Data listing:
_ _ _ _ _
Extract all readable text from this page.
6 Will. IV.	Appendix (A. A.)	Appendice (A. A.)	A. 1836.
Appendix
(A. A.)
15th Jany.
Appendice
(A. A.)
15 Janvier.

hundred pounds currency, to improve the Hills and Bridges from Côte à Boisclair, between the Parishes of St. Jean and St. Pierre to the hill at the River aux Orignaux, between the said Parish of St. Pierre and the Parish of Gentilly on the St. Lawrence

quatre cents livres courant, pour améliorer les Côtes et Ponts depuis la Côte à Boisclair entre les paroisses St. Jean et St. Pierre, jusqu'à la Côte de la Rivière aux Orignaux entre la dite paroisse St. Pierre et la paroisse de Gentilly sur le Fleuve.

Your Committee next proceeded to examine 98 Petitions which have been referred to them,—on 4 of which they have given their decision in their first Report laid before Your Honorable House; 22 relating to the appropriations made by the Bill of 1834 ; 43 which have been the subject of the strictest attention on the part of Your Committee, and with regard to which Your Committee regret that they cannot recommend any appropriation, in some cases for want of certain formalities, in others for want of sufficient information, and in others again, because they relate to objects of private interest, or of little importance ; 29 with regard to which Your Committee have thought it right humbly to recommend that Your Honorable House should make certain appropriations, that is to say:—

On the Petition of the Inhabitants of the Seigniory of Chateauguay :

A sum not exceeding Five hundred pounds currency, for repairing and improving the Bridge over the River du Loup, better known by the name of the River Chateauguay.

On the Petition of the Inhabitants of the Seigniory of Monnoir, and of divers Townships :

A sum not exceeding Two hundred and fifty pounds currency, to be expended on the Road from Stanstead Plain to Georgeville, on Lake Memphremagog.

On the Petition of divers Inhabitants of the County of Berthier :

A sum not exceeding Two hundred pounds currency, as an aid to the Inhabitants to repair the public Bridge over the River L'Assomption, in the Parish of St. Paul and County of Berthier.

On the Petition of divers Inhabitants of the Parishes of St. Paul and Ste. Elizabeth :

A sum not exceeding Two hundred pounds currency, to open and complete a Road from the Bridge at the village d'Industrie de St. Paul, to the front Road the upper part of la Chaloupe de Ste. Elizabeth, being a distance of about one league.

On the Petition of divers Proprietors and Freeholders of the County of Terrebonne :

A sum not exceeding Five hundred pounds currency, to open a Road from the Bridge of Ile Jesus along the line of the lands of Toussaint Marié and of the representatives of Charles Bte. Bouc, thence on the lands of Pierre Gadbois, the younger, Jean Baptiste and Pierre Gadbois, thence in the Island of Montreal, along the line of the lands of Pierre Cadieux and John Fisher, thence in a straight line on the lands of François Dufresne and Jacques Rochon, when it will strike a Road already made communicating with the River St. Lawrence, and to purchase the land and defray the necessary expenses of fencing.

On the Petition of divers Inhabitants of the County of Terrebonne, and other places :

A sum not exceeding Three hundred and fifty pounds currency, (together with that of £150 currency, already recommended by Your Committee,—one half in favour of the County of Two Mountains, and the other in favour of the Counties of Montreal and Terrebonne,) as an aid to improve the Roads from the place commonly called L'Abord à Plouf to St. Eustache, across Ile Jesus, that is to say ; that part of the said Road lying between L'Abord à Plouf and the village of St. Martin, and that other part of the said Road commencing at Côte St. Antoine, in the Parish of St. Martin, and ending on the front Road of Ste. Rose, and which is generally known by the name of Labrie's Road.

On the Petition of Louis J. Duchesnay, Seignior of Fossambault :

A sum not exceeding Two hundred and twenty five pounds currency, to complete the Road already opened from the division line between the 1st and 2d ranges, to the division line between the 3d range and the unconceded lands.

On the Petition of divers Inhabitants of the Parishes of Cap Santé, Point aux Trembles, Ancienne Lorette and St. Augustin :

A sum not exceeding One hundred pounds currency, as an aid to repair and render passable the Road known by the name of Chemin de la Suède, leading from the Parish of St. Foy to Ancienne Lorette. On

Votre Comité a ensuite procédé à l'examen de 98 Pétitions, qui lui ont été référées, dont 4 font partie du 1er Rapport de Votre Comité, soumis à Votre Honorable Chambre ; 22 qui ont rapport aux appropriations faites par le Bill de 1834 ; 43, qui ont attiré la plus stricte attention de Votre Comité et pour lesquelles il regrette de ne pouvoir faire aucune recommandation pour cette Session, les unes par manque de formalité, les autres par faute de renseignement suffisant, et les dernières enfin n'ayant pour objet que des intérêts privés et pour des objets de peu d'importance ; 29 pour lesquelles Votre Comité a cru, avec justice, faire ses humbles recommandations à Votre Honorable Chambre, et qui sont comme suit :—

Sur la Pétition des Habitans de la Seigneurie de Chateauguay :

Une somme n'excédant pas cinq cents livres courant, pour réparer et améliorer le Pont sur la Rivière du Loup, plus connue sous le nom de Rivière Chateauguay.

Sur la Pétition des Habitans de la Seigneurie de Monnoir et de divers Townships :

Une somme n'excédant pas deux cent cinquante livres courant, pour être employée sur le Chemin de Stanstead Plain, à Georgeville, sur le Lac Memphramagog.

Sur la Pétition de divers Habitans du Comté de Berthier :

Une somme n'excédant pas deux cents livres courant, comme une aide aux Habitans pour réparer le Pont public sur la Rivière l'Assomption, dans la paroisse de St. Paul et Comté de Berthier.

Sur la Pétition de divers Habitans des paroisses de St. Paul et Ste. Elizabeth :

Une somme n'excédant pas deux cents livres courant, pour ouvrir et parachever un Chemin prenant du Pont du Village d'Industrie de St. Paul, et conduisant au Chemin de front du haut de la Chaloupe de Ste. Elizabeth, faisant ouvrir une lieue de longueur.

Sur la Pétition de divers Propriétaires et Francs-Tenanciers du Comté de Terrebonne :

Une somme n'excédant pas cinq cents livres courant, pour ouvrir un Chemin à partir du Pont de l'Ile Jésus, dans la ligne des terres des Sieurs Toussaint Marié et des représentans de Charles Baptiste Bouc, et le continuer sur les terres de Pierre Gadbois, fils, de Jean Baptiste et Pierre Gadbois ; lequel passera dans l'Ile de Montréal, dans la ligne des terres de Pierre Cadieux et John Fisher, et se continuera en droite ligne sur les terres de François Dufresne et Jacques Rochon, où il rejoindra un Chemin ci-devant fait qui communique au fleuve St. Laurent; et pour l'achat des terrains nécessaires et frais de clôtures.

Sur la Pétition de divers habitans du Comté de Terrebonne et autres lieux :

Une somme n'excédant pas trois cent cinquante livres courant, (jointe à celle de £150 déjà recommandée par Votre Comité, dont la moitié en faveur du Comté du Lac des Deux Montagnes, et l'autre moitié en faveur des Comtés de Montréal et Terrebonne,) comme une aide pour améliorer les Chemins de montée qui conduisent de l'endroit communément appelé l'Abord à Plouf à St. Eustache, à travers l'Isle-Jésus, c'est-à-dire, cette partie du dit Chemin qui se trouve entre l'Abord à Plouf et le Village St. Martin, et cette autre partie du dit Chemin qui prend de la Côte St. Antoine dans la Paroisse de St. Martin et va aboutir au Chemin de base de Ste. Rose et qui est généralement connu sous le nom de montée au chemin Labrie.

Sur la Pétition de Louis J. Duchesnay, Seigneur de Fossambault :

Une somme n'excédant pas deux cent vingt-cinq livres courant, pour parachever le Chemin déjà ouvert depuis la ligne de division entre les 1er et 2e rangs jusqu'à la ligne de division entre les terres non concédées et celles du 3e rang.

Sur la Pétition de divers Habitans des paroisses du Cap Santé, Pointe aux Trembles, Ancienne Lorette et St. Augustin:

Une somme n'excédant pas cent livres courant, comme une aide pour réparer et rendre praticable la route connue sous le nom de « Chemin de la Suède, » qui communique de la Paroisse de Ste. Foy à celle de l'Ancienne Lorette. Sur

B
_ _ _ _ _
Your task
Repeat the material above exactly.

Complete response
Extract all readable text from this page.
6 Will. IV.	Appendix (A. A.)	Appendice (A. A.)	A. 1836.
Appendix
(A. A.)
15th Jany.
Appendice
(A. A.)
15 Janvier.

hundred pounds currency, to improve the Hills and Bridges from Côte à Boisclair, between the Parishes of St. Jean and St. Pierre to the hill at the River aux Orignaux, between the said Parish of St. Pierre and the Parish of Gentilly on the St. Lawrence

quatre cents livres courant, pour améliorer les Côtes et Ponts depuis la Côte à Boisclair entre les paroisses St. Jean et St. Pierre, jusqu'à la Côte de la Rivière aux Orignaux entre la dite paroisse St. Pierre et la paroisse de Gentilly sur le Fleuve.

Your Committee next proceeded to examine 98 Petitions which have been referred to them,—on 4 of which they have given their decision in their first Report laid before Your Honorable House; 22 relating to the appropriations made by the Bill of 1834 ; 43 which have been the subject of the strictest attention on the part of Your Committee, and with regard to which Your Committee regret that they cannot recommend any appropriation, in some cases for want of certain formalities, in others for want of sufficient information, and in others again, because they relate to objects of private interest, or of little importance ; 29 with regard to which Your Committee have thought it right humbly to recommend that Your Honorable House should make certain appropriations, that is to say:—

On the Petition of the Inhabitants of the Seigniory of Chateauguay :

A sum not exceeding Five hundred pounds currency, for repairing and improving the Bridge over the River du Loup, better known by the name of the River Chateauguay.

On the Petition of the Inhabitants of the Seigniory of Monnoir, and of divers Townships :

A sum not exceeding Two hundred and fifty pounds currency, to be expended on the Road from Stanstead Plain to Georgeville, on Lake Memphremagog.

On the Petition of divers Inhabitants of the County of Berthier :

A sum not exceeding Two hundred pounds currency, as an aid to the Inhabitants to repair the public Bridge over the River L'Assomption, in the Parish of St. Paul and County of Berthier.

On the Petition of divers Inhabitants of the Parishes of St. Paul and Ste. Elizabeth :

A sum not exceeding Two hundred pounds currency, to open and complete a Road from the Bridge at the village d'Industrie de St. Paul, to the front Road the upper part of la Chaloupe de Ste. Elizabeth, being a distance of about one league.

On the Petition of divers Proprietors and Freeholders of the County of Terrebonne :

A sum not exceeding Five hundred pounds currency, to open a Road from the Bridge of Ile Jesus along the line of the lands of Toussaint Marié and of the representatives of Charles Bte. Bouc, thence on the lands of Pierre Gadbois, the younger, Jean Baptiste and Pierre Gadbois, thence in the Island of Montreal, along the line of the lands of Pierre Cadieux and John Fisher, thence in a straight line on the lands of François Dufresne and Jacques Rochon, when it will strike a Road already made communicating with the River St. Lawrence, and to purchase the land and defray the necessary expenses of fencing.

On the Petition of divers Inhabitants of the County of Terrebonne, and other places :

A sum not exceeding Three hundred and fifty pounds currency, (together with that of £150 currency, already recommended by Your Committee,—one half in favour of the County of Two Mountains, and the other in favour of the Counties of Montreal and Terrebonne,) as an aid to improve the Roads from the place commonly called L'Abord à Plouf to St. Eustache, across Ile Jesus, that is to say ; that part of the said Road lying between L'Abord à Plouf and the village of St. Martin, and that other part of the said Road commencing at Côte St. Antoine, in the Parish of St. Martin, and ending on the front Road of Ste. Rose, and which is generally known by the name of Labrie's Road.

On the Petition of Louis J. Duchesnay, Seignior of Fossambault :

A sum not exceeding Two hundred and twenty five pounds currency, to complete the Road already opened from the division line between the 1st and 2d ranges, to the division line between the 3d range and the unconceded lands.

On the Petition of divers Inhabitants of the Parishes of Cap Santé, Point aux Trembles, Ancienne Lorette and St. Augustin :

A sum not exceeding One hundred pounds currency, as an aid to repair and render passable the Road known by the name of Chemin de la Suède, leading from the Parish of St. Foy to Ancienne Lorette. On

Votre Comité a ensuite procédé à l'examen de 98 Pétitions, qui lui ont été référées, dont 4 font partie du 1er Rapport de Votre Comité, soumis à Votre Honorable Chambre ; 22 qui ont rapport aux appropriations faites par le Bill de 1834 ; 43, qui ont attiré la plus stricte attention de Votre Comité et pour lesquelles il regrette de ne pouvoir faire aucune recommandation pour cette Session, les unes par manque de formalité, les autres par faute de renseignement suffisant, et les dernières enfin n'ayant pour objet que des intérêts privés et pour des objets de peu d'importance ; 29 pour lesquelles Votre Comité a cru, avec justice, faire ses humbles recommandations à Votre Honorable Chambre, et qui sont comme suit :—

Sur la Pétition des Habitans de la Seigneurie de Chateauguay :

Une somme n'excédant pas cinq cents livres courant, pour réparer et améliorer le Pont sur la Rivière du Loup, plus connue sous le nom de Rivière Chateauguay.

Sur la Pétition des Habitans de la Seigneurie de Monnoir et de divers Townships :

Une somme n'excédant pas deux cent cinquante livres courant, pour être employée sur le Chemin de Stanstead Plain, à Georgeville, sur le Lac Memphramagog.

Sur la Pétition de divers Habitans du Comté de Berthier :

Une somme n'excédant pas deux cents livres courant, comme une aide aux Habitans pour réparer le Pont public sur la Rivière l'Assomption, dans la paroisse de St. Paul et Comté de Berthier.

Sur la Pétition de divers Habitans des paroisses de St. Paul et Ste. Elizabeth :

Une somme n'excédant pas deux cents livres courant, pour ouvrir et parachever un Chemin prenant du Pont du Village d'Industrie de St. Paul, et conduisant au Chemin de front du haut de la Chaloupe de Ste. Elizabeth, faisant ouvrir une lieue de longueur.

Sur la Pétition de divers Propriétaires et Francs-Tenanciers du Comté de Terrebonne :

Une somme n'excédant pas cinq cents livres courant, pour ouvrir un Chemin à partir du Pont de l'Ile Jésus, dans la ligne des terres des Sieurs Toussaint Marié et des représentans de Charles Baptiste Bouc, et le continuer sur les terres de Pierre Gadbois, fils, de Jean Baptiste et Pierre Gadbois ; lequel passera dans l'Ile de Montréal, dans la ligne des terres de Pierre Cadieux et John Fisher, et se continuera en droite ligne sur les terres de François Dufresne et Jacques Rochon, où il rejoindra un Chemin ci-devant fait qui communique au fleuve St. Laurent; et pour l'achat des terrains nécessaires et frais de clôtures.

Sur la Pétition de divers habitans du Comté de Terrebonne et autres lieux :

Une somme n'excédant pas trois cent cinquante livres courant, (jointe à celle de £150 déjà recommandée par Votre Comité, dont la moitié en faveur du Comté du Lac des Deux Montagnes, et l'autre moitié en faveur des Comtés de Montréal et Terrebonne,) comme une aide pour améliorer les Chemins de montée qui conduisent de l'endroit communément appelé l'Abord à Plouf à St. Eustache, à travers l'Isle-Jésus, c'est-à-dire, cette partie du dit Chemin qui se trouve entre l'Abord à Plouf et le Village St. Martin, et cette autre partie du dit Chemin qui prend de la Côte St. Antoine dans la Paroisse de St. Martin et va aboutir au Chemin de base de Ste. Rose et qui est généralement connu sous le nom de montée au chemin Labrie.

Sur la Pétition de Louis J. Duchesnay, Seigneur de Fossambault :

Une somme n'excédant pas deux cent vingt-cinq livres courant, pour parachever le Chemin déjà ouvert depuis la ligne de division entre les 1er et 2e rangs jusqu'à la ligne de division entre les terres non concédées et celles du 3e rang.

Sur la Pétition de divers Habitans des paroisses du Cap Santé, Pointe aux Trembles, Ancienne Lorette et St. Augustin:

Une somme n'excédant pas cent livres courant, comme une aide pour réparer et rendre praticable la route connue sous le nom de « Chemin de la Suède, » qui communique de la Paroisse de Ste. Foy à celle de l'Ancienne Lorette. Sur

B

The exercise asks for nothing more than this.